---------- EXCERPTED RECORDS

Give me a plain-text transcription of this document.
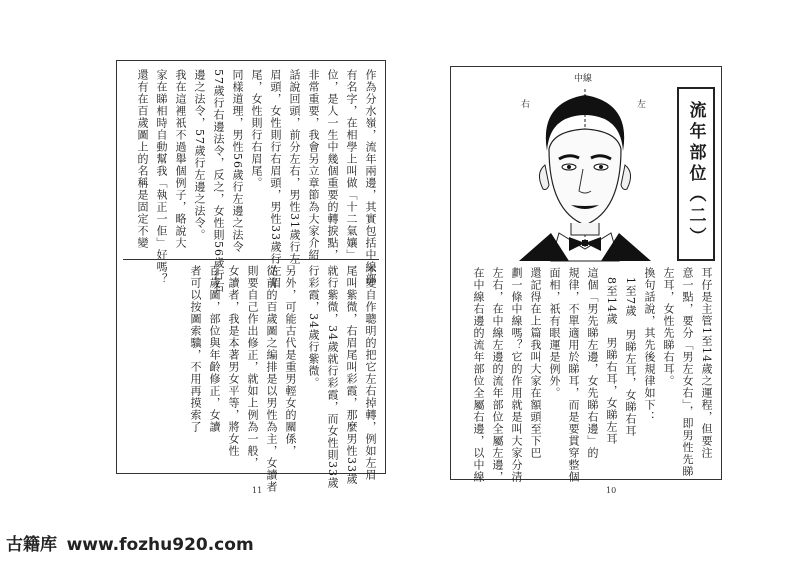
作為分水嶺，流年兩邊，其實包括中線部
有名字，在相學上叫做「十二氣孃」
位，是人一生中幾個重要的轉捩點，
非常重要，我會另立章節為大家介紹
話說回頭，前分左右，男性31歲行左
眉頭，女性則行右眉頭，男性33歲行左眉
尾，女性則行右眉尾。
同樣道理，男性56歲行左邊之法令
57歲行右邊法令，反之，女性則56歲行右
邊之法令，57歲行左邊之法令。
我在這裡祇不過舉個例子，略說大
家在睇相時自動幫我「執正一佢」好嗎？
還有在百歲圖上的名稱是固定不變
不變自作聰明的把它左右掉轉，例如左眉
尾叫紫微，右眉尾叫彩霞，那麼男性33歲
就行紫微，34歲就行彩霞，而女性則33歲
行彩霞，34歲行紫微。
另外，可能古代是重男輕女的關係，
從前的百歲圖之編排是以男性為主，女讀者
則要自己作出修正，就如上例為一般，
女讀者，我是本著男女平等，將女性
百歲圖，部位與年齡修正，女讀
者可以按圖索驥，不用再摸索了
11
流年部位（二）
中線
右	左
耳仔是主管1至14歲之運程，但要注
意一點，要分「男左女右」，即男性先睇
左耳，女性先睇右耳。
換句話說，其先後規律如下：
1至7歲　男睇左耳，女睇右耳
8至14歲　男睇右耳，女睇左耳
這個「男先睇左邊，女先睇右邊」的
規律，不單適用於睇耳，而是要貫穿整個
面相，祇有眼運是例外。
還記得在上篇我叫大家在額頭至下巴
劃一條中線嗎？它的作用就是叫大家分清
左右，在中線左邊的流年部位全屬左邊，
在中線右邊的流年部位全屬右邊，以中線
10
古籍库 www.fozhu920.com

--------------------

▸ **WRITTEN EXERCISE**:
Transcribe all of the records above character for character. Exclude the pictures.

▸ **THE REPLY**:
Give me a plain-text transcription of this document.
作為分水嶺，流年兩邊，其實包括中線部
有名字，在相學上叫做「十二氣孃」
位，是人一生中幾個重要的轉捩點，
非常重要，我會另立章節為大家介紹
話說回頭，前分左右，男性31歲行左
眉頭，女性則行右眉頭，男性33歲行左眉
尾，女性則行右眉尾。
同樣道理，男性56歲行左邊之法令
57歲行右邊法令，反之，女性則56歲行右
邊之法令，57歲行左邊之法令。
我在這裡祇不過舉個例子，略說大
家在睇相時自動幫我「執正一佢」好嗎？
還有在百歲圖上的名稱是固定不變
不變自作聰明的把它左右掉轉，例如左眉
尾叫紫微，右眉尾叫彩霞，那麼男性33歲
就行紫微，34歲就行彩霞，而女性則33歲
行彩霞，34歲行紫微。
另外，可能古代是重男輕女的關係，
從前的百歲圖之編排是以男性為主，女讀者
則要自己作出修正，就如上例為一般，
女讀者，我是本著男女平等，將女性
百歲圖，部位與年齡修正，女讀
者可以按圖索驥，不用再摸索了
11
流年部位（二）
中線
右	左
耳仔是主管1至14歲之運程，但要注
意一點，要分「男左女右」，即男性先睇
左耳，女性先睇右耳。
換句話說，其先後規律如下：
1至7歲　男睇左耳，女睇右耳
8至14歲　男睇右耳，女睇左耳
這個「男先睇左邊，女先睇右邊」的
規律，不單適用於睇耳，而是要貫穿整個
面相，祇有眼運是例外。
還記得在上篇我叫大家在額頭至下巴
劃一條中線嗎？它的作用就是叫大家分清
左右，在中線左邊的流年部位全屬左邊，
在中線右邊的流年部位全屬右邊，以中線
10
古籍库 www.fozhu920.com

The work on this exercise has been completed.